Stored data entries:
· · · ·
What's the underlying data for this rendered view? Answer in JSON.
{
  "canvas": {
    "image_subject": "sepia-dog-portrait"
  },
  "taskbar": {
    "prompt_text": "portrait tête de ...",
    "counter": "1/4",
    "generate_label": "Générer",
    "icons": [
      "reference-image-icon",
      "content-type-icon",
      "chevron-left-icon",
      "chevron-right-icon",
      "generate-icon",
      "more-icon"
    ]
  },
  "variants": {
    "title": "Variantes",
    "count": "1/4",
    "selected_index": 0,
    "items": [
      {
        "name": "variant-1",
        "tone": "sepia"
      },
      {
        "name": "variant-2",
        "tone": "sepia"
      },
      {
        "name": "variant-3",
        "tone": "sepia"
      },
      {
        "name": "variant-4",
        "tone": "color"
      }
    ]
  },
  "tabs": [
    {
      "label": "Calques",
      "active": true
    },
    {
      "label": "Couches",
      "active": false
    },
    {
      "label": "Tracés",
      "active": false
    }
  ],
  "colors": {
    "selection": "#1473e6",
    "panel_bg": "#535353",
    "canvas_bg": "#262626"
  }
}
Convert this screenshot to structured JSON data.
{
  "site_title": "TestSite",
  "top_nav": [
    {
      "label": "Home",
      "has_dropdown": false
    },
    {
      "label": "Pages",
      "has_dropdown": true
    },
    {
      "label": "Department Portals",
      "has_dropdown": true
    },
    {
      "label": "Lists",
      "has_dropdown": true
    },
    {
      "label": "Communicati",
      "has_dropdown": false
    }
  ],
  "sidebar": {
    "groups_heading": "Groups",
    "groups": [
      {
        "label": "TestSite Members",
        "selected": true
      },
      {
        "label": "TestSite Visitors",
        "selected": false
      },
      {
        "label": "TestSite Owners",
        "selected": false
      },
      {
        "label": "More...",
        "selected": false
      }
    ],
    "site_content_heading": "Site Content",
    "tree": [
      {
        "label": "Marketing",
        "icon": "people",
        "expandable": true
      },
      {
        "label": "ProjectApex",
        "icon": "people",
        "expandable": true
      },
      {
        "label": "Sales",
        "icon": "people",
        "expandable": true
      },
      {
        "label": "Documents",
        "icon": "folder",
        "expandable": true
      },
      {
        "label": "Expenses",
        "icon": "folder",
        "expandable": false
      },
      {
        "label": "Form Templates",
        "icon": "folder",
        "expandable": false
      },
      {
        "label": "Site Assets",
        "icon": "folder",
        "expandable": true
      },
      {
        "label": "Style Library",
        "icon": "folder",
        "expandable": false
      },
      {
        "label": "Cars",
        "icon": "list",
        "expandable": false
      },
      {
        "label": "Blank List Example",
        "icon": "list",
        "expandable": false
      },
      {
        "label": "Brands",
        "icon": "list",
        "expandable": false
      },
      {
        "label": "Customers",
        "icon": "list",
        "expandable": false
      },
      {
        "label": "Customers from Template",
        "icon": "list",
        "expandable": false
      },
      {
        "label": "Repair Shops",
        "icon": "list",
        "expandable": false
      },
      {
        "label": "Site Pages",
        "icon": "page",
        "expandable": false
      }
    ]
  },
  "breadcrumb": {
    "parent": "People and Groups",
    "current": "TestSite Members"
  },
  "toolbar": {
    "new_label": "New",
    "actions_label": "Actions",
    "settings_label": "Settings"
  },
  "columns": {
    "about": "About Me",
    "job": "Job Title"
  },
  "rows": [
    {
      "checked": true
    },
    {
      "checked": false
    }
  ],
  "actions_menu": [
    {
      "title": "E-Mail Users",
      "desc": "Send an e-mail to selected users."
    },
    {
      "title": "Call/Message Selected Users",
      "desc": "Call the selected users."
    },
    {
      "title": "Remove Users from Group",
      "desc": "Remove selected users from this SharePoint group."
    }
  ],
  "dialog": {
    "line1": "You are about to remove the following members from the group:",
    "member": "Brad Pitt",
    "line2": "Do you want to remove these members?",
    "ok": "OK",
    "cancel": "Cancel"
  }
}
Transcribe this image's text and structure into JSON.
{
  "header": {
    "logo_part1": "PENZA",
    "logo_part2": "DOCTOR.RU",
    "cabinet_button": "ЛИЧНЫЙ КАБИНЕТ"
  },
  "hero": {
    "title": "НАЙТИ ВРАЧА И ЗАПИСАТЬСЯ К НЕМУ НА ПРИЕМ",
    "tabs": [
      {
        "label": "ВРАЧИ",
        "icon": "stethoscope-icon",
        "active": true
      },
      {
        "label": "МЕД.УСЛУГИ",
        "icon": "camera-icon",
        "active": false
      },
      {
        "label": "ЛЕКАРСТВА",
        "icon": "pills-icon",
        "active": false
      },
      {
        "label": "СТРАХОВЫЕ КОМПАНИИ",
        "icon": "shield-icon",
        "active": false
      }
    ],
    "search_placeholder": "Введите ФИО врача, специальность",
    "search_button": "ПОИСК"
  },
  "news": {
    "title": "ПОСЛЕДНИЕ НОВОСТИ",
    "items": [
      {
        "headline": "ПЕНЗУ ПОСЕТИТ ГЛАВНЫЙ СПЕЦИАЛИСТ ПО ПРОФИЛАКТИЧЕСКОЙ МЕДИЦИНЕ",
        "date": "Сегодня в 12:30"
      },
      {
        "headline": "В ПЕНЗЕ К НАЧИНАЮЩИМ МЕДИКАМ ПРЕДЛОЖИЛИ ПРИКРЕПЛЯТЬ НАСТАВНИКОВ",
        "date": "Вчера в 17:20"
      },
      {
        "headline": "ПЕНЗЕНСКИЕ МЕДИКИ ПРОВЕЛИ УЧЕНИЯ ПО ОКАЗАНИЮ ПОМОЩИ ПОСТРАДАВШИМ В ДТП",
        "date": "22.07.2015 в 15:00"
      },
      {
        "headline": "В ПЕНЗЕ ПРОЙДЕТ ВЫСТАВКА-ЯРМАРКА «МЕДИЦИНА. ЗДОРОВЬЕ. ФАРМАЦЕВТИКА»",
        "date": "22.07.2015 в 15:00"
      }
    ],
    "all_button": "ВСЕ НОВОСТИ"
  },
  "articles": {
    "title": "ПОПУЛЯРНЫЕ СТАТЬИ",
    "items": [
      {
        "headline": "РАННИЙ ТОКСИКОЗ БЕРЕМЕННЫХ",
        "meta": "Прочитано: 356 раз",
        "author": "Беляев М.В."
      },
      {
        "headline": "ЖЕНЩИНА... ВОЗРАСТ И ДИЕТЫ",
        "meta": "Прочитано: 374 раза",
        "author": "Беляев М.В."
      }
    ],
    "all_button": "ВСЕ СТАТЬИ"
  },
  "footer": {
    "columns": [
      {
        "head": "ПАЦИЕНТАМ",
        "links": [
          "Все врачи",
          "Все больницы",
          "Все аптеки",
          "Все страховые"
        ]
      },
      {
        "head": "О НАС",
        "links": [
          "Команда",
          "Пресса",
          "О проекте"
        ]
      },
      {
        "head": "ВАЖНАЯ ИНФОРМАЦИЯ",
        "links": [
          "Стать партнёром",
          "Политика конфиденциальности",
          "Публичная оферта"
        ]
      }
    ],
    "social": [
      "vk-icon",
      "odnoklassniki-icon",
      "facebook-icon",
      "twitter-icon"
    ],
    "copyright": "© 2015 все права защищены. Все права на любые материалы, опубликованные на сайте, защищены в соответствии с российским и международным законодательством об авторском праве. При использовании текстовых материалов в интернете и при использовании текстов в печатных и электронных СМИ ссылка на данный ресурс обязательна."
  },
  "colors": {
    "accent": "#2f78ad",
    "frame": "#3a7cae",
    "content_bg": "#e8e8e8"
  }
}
· · · ·
*WORK INSTRUCTIONS*
Make a verbatim copy of every entry shown above.

*RESULT OF THE TASK*
What's the underlying data for this rendered view? Answer in JSON.
{
  "canvas": {
    "image_subject": "sepia-dog-portrait"
  },
  "taskbar": {
    "prompt_text": "portrait tête de ...",
    "counter": "1/4",
    "generate_label": "Générer",
    "icons": [
      "reference-image-icon",
      "content-type-icon",
      "chevron-left-icon",
      "chevron-right-icon",
      "generate-icon",
      "more-icon"
    ]
  },
  "variants": {
    "title": "Variantes",
    "count": "1/4",
    "selected_index": 0,
    "items": [
      {
        "name": "variant-1",
        "tone": "sepia"
      },
      {
        "name": "variant-2",
        "tone": "sepia"
      },
      {
        "name": "variant-3",
        "tone": "sepia"
      },
      {
        "name": "variant-4",
        "tone": "color"
      }
    ]
  },
  "tabs": [
    {
      "label": "Calques",
      "active": true
    },
    {
      "label": "Couches",
      "active": false
    },
    {
      "label": "Tracés",
      "active": false
    }
  ],
  "colors": {
    "selection": "#1473e6",
    "panel_bg": "#535353",
    "canvas_bg": "#262626"
  }
}
Convert this screenshot to structured JSON data.
{
  "site_title": "TestSite",
  "top_nav": [
    {
      "label": "Home",
      "has_dropdown": false
    },
    {
      "label": "Pages",
      "has_dropdown": true
    },
    {
      "label": "Department Portals",
      "has_dropdown": true
    },
    {
      "label": "Lists",
      "has_dropdown": true
    },
    {
      "label": "Communicati",
      "has_dropdown": false
    }
  ],
  "sidebar": {
    "groups_heading": "Groups",
    "groups": [
      {
        "label": "TestSite Members",
        "selected": true
      },
      {
        "label": "TestSite Visitors",
        "selected": false
      },
      {
        "label": "TestSite Owners",
        "selected": false
      },
      {
        "label": "More...",
        "selected": false
      }
    ],
    "site_content_heading": "Site Content",
    "tree": [
      {
        "label": "Marketing",
        "icon": "people",
        "expandable": true
      },
      {
        "label": "ProjectApex",
        "icon": "people",
        "expandable": true
      },
      {
        "label": "Sales",
        "icon": "people",
        "expandable": true
      },
      {
        "label": "Documents",
        "icon": "folder",
        "expandable": true
      },
      {
        "label": "Expenses",
        "icon": "folder",
        "expandable": false
      },
      {
        "label": "Form Templates",
        "icon": "folder",
        "expandable": false
      },
      {
        "label": "Site Assets",
        "icon": "folder",
        "expandable": true
      },
      {
        "label": "Style Library",
        "icon": "folder",
        "expandable": false
      },
      {
        "label": "Cars",
        "icon": "list",
        "expandable": false
      },
      {
        "label": "Blank List Example",
        "icon": "list",
        "expandable": false
      },
      {
        "label": "Brands",
        "icon": "list",
        "expandable": false
      },
      {
        "label": "Customers",
        "icon": "list",
        "expandable": false
      },
      {
        "label": "Customers from Template",
        "icon": "list",
        "expandable": false
      },
      {
        "label": "Repair Shops",
        "icon": "list",
        "expandable": false
      },
      {
        "label": "Site Pages",
        "icon": "page",
        "expandable": false
      }
    ]
  },
  "breadcrumb": {
    "parent": "People and Groups",
    "current": "TestSite Members"
  },
  "toolbar": {
    "new_label": "New",
    "actions_label": "Actions",
    "settings_label": "Settings"
  },
  "columns": {
    "about": "About Me",
    "job": "Job Title"
  },
  "rows": [
    {
      "checked": true
    },
    {
      "checked": false
    }
  ],
  "actions_menu": [
    {
      "title": "E-Mail Users",
      "desc": "Send an e-mail to selected users."
    },
    {
      "title": "Call/Message Selected Users",
      "desc": "Call the selected users."
    },
    {
      "title": "Remove Users from Group",
      "desc": "Remove selected users from this SharePoint group."
    }
  ],
  "dialog": {
    "line1": "You are about to remove the following members from the group:",
    "member": "Brad Pitt",
    "line2": "Do you want to remove these members?",
    "ok": "OK",
    "cancel": "Cancel"
  }
}
Transcribe this image's text and structure into JSON.
{
  "header": {
    "logo_part1": "PENZA",
    "logo_part2": "DOCTOR.RU",
    "cabinet_button": "ЛИЧНЫЙ КАБИНЕТ"
  },
  "hero": {
    "title": "НАЙТИ ВРАЧА И ЗАПИСАТЬСЯ К НЕМУ НА ПРИЕМ",
    "tabs": [
      {
        "label": "ВРАЧИ",
        "icon": "stethoscope-icon",
        "active": true
      },
      {
        "label": "МЕД.УСЛУГИ",
        "icon": "camera-icon",
        "active": false
      },
      {
        "label": "ЛЕКАРСТВА",
        "icon": "pills-icon",
        "active": false
      },
      {
        "label": "СТРАХОВЫЕ КОМПАНИИ",
        "icon": "shield-icon",
        "active": false
      }
    ],
    "search_placeholder": "Введите ФИО врача, специальность",
    "search_button": "ПОИСК"
  },
  "news": {
    "title": "ПОСЛЕДНИЕ НОВОСТИ",
    "items": [
      {
        "headline": "ПЕНЗУ ПОСЕТИТ ГЛАВНЫЙ СПЕЦИАЛИСТ ПО ПРОФИЛАКТИЧЕСКОЙ МЕДИЦИНЕ",
        "date": "Сегодня в 12:30"
      },
      {
        "headline": "В ПЕНЗЕ К НАЧИНАЮЩИМ МЕДИКАМ ПРЕДЛОЖИЛИ ПРИКРЕПЛЯТЬ НАСТАВНИКОВ",
        "date": "Вчера в 17:20"
      },
      {
        "headline": "ПЕНЗЕНСКИЕ МЕДИКИ ПРОВЕЛИ УЧЕНИЯ ПО ОКАЗАНИЮ ПОМОЩИ ПОСТРАДАВШИМ В ДТП",
        "date": "22.07.2015 в 15:00"
      },
      {
        "headline": "В ПЕНЗЕ ПРОЙДЕТ ВЫСТАВКА-ЯРМАРКА «МЕДИЦИНА. ЗДОРОВЬЕ. ФАРМАЦЕВТИКА»",
        "date": "22.07.2015 в 15:00"
      }
    ],
    "all_button": "ВСЕ НОВОСТИ"
  },
  "articles": {
    "title": "ПОПУЛЯРНЫЕ СТАТЬИ",
    "items": [
      {
        "headline": "РАННИЙ ТОКСИКОЗ БЕРЕМЕННЫХ",
        "meta": "Прочитано: 356 раз",
        "author": "Беляев М.В."
      },
      {
        "headline": "ЖЕНЩИНА... ВОЗРАСТ И ДИЕТЫ",
        "meta": "Прочитано: 374 раза",
        "author": "Беляев М.В."
      }
    ],
    "all_button": "ВСЕ СТАТЬИ"
  },
  "footer": {
    "columns": [
      {
        "head": "ПАЦИЕНТАМ",
        "links": [
          "Все врачи",
          "Все больницы",
          "Все аптеки",
          "Все страховые"
        ]
      },
      {
        "head": "О НАС",
        "links": [
          "Команда",
          "Пресса",
          "О проекте"
        ]
      },
      {
        "head": "ВАЖНАЯ ИНФОРМАЦИЯ",
        "links": [
          "Стать партнёром",
          "Политика конфиденциальности",
          "Публичная оферта"
        ]
      }
    ],
    "social": [
      "vk-icon",
      "odnoklassniki-icon",
      "facebook-icon",
      "twitter-icon"
    ],
    "copyright": "© 2015 все права защищены. Все права на любые материалы, опубликованные на сайте, защищены в соответствии с российским и международным законодательством об авторском праве. При использовании текстовых материалов в интернете и при использовании текстов в печатных и электронных СМИ ссылка на данный ресурс обязательна."
  },
  "colors": {
    "accent": "#2f78ad",
    "frame": "#3a7cae",
    "content_bg": "#e8e8e8"
  }
}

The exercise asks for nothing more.